> **The problem**:
Find every line in the records below that holds the word "Artikel" and copy it.

> **Material for this task**:
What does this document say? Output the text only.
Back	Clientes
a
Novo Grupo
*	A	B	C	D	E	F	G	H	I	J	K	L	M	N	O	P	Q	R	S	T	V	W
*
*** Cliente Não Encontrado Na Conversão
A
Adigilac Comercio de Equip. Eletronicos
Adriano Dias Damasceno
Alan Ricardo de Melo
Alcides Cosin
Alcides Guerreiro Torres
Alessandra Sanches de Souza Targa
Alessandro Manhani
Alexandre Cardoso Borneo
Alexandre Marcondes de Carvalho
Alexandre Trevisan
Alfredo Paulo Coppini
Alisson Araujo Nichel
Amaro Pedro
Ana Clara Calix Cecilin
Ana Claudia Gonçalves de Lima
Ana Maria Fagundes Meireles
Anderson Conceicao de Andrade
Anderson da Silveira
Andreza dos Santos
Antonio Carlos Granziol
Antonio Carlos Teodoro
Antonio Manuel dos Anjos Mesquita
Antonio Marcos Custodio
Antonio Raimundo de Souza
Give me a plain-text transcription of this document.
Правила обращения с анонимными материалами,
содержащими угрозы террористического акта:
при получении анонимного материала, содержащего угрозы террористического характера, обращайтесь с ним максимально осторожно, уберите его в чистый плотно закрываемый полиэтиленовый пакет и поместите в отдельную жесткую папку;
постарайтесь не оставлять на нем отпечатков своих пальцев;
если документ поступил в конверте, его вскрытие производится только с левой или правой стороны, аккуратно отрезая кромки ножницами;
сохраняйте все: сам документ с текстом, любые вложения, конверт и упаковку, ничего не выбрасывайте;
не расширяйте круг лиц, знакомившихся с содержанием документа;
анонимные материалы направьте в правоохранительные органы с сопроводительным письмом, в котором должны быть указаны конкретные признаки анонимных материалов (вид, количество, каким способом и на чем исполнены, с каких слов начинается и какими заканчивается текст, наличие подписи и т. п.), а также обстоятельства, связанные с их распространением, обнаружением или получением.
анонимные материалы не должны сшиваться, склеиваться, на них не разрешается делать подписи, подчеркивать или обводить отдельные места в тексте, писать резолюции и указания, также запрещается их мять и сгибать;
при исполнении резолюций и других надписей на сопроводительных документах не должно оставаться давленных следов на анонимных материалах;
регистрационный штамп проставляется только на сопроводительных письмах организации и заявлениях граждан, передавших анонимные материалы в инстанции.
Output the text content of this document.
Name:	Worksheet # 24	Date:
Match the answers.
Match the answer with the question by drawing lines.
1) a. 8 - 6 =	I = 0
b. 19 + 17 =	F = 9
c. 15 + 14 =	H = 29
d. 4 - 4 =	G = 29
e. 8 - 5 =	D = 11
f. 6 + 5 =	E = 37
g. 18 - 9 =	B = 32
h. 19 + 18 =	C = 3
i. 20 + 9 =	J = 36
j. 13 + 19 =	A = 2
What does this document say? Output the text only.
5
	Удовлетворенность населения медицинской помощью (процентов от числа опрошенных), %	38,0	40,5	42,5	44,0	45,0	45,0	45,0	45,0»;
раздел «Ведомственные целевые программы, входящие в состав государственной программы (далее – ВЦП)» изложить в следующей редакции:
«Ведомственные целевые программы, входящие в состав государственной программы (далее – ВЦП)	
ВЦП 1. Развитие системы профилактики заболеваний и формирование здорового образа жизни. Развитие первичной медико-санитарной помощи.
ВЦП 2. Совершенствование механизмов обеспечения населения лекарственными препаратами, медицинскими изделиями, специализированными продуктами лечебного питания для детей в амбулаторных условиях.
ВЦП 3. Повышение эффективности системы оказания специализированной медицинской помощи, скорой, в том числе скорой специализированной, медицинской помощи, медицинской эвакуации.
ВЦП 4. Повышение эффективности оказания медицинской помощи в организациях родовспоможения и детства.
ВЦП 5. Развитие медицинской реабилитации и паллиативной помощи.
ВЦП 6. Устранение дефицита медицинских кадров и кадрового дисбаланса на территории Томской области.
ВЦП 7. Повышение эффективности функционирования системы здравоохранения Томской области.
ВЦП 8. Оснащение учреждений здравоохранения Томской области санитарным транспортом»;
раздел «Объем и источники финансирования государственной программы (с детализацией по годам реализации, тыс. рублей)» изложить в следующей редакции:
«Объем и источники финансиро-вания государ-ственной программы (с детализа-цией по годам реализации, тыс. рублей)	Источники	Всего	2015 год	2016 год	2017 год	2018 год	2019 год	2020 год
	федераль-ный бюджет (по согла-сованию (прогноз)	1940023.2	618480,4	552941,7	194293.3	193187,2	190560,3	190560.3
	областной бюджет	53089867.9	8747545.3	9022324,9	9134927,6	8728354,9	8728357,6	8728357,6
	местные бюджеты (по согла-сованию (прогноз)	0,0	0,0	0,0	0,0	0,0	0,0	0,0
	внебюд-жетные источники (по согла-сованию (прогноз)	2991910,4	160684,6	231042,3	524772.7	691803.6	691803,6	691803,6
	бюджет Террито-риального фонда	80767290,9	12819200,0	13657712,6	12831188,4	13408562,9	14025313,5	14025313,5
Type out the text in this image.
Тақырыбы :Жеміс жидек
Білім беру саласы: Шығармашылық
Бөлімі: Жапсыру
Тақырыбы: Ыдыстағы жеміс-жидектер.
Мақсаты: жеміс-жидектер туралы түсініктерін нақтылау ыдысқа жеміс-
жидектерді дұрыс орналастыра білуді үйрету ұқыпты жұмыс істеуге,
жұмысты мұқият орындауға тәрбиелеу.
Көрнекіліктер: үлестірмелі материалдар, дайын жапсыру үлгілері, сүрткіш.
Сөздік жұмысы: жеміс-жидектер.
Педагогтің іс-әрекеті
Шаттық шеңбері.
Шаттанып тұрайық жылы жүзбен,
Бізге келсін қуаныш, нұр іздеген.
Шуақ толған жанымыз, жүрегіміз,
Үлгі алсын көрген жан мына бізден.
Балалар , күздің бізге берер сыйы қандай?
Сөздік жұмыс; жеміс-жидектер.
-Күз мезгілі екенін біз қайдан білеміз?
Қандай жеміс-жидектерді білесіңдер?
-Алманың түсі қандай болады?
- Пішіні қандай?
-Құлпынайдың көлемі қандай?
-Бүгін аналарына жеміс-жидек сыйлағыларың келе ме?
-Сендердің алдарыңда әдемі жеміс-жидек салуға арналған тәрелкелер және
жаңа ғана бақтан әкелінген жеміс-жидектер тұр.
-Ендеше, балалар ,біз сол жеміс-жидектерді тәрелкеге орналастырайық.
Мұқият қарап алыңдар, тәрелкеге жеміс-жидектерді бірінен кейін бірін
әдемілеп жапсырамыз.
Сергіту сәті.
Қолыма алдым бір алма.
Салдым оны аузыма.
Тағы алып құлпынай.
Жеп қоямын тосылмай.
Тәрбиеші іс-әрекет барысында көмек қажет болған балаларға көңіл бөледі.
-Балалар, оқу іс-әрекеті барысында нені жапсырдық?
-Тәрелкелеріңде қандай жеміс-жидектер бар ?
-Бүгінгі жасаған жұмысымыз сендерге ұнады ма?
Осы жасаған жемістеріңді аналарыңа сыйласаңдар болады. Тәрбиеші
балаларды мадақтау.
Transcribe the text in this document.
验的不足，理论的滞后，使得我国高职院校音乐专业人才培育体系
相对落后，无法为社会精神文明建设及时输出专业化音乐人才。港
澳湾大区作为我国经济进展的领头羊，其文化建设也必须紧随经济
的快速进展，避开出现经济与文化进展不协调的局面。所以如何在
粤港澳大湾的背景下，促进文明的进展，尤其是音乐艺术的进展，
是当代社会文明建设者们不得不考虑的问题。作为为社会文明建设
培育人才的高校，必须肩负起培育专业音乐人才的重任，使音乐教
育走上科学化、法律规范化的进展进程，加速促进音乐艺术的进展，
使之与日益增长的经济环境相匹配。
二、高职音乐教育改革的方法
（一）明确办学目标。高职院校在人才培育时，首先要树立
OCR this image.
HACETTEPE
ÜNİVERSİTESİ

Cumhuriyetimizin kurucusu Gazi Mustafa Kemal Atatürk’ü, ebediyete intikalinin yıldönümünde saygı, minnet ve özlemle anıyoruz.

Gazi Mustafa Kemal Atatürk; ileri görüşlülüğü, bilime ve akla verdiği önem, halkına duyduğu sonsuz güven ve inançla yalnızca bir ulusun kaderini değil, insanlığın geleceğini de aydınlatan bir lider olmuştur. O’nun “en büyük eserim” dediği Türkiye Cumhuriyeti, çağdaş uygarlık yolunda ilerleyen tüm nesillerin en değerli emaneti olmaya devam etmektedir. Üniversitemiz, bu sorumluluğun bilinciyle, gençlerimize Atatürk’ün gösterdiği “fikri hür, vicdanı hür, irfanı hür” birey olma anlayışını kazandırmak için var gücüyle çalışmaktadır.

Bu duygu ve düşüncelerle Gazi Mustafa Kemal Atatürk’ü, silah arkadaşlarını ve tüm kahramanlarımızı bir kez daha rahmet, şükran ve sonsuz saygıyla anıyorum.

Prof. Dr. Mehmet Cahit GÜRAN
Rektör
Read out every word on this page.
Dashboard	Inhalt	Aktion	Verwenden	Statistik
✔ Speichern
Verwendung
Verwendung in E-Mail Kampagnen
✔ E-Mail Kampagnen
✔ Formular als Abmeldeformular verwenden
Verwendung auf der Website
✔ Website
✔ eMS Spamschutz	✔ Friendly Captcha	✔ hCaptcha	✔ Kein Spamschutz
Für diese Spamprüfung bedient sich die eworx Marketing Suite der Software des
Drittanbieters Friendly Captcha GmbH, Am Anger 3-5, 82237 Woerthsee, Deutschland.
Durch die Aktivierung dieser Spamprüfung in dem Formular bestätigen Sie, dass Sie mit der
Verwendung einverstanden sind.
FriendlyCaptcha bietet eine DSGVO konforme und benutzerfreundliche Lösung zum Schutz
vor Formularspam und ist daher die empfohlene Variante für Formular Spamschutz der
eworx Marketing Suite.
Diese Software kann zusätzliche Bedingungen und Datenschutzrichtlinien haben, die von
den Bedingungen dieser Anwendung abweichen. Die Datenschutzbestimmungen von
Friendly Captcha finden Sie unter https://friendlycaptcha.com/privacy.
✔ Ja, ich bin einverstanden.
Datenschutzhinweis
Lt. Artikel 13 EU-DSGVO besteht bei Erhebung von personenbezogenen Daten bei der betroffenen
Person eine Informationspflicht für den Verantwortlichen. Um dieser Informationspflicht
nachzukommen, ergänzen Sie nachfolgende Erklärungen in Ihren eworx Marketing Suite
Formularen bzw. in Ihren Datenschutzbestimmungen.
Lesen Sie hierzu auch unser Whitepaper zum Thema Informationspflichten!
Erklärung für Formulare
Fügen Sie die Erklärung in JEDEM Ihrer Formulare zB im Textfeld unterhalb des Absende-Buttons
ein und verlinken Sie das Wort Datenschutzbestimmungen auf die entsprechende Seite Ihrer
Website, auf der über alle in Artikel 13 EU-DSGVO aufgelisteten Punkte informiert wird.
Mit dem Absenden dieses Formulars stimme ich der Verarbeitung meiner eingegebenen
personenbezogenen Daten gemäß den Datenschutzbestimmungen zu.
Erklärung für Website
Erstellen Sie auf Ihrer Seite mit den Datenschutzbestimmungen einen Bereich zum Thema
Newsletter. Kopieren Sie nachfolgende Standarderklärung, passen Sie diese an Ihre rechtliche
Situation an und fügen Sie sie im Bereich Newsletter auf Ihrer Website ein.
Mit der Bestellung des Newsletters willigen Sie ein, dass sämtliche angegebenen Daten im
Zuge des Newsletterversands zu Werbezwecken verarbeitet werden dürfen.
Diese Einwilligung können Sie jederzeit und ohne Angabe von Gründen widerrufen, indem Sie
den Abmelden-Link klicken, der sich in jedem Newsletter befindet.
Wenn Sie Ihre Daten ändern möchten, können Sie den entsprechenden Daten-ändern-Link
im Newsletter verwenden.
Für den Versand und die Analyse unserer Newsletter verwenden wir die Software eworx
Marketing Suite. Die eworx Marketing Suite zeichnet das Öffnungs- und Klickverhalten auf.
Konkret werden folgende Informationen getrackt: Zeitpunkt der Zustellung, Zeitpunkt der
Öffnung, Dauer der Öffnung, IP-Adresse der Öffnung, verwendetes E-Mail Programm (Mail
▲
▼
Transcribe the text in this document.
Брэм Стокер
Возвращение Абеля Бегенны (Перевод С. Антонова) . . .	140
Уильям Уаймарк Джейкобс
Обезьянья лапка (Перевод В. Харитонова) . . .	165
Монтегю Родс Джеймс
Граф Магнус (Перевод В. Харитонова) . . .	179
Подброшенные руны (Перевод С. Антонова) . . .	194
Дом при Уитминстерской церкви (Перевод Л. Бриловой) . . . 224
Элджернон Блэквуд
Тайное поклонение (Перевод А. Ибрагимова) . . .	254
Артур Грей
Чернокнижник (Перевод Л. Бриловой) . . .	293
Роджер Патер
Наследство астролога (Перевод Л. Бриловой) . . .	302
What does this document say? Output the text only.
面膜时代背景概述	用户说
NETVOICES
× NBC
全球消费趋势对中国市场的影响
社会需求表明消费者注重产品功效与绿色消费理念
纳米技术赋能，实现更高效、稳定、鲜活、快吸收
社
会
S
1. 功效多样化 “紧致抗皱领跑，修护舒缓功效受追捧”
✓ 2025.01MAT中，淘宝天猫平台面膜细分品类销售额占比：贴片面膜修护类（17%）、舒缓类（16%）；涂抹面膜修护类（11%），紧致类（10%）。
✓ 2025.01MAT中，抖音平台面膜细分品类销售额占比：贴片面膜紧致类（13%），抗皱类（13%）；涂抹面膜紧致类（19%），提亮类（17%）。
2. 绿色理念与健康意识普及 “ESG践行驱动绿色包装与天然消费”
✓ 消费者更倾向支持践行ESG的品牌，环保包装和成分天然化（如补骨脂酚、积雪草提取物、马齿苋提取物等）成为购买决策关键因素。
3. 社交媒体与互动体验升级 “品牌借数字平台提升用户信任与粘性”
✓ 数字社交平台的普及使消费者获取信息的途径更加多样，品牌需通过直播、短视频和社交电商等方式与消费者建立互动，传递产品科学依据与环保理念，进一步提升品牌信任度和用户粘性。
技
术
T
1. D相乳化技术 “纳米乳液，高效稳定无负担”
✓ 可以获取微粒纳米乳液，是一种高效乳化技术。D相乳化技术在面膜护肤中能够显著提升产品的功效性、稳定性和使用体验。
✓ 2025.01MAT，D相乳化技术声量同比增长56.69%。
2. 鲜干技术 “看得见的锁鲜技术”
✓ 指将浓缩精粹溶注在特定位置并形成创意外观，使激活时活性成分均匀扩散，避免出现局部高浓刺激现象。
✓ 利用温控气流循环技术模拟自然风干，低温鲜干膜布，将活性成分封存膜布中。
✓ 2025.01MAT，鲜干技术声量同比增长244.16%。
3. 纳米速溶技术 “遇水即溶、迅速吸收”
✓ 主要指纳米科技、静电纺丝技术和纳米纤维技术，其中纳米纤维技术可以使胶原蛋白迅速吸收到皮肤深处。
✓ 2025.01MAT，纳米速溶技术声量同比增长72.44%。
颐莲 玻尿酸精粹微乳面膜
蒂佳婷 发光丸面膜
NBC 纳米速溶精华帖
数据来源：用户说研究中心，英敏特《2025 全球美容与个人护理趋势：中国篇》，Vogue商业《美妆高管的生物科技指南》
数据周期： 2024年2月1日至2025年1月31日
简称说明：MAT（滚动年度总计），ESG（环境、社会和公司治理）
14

> **Answer for the task**:
Lt. Artikel 13 EU-DSGVO besteht bei Erhebung von personenbezogenen Daten bei der betroffenen
Website, auf der über alle in Artikel 13 EU-DSGVO aufgelisteten Punkte informiert wird.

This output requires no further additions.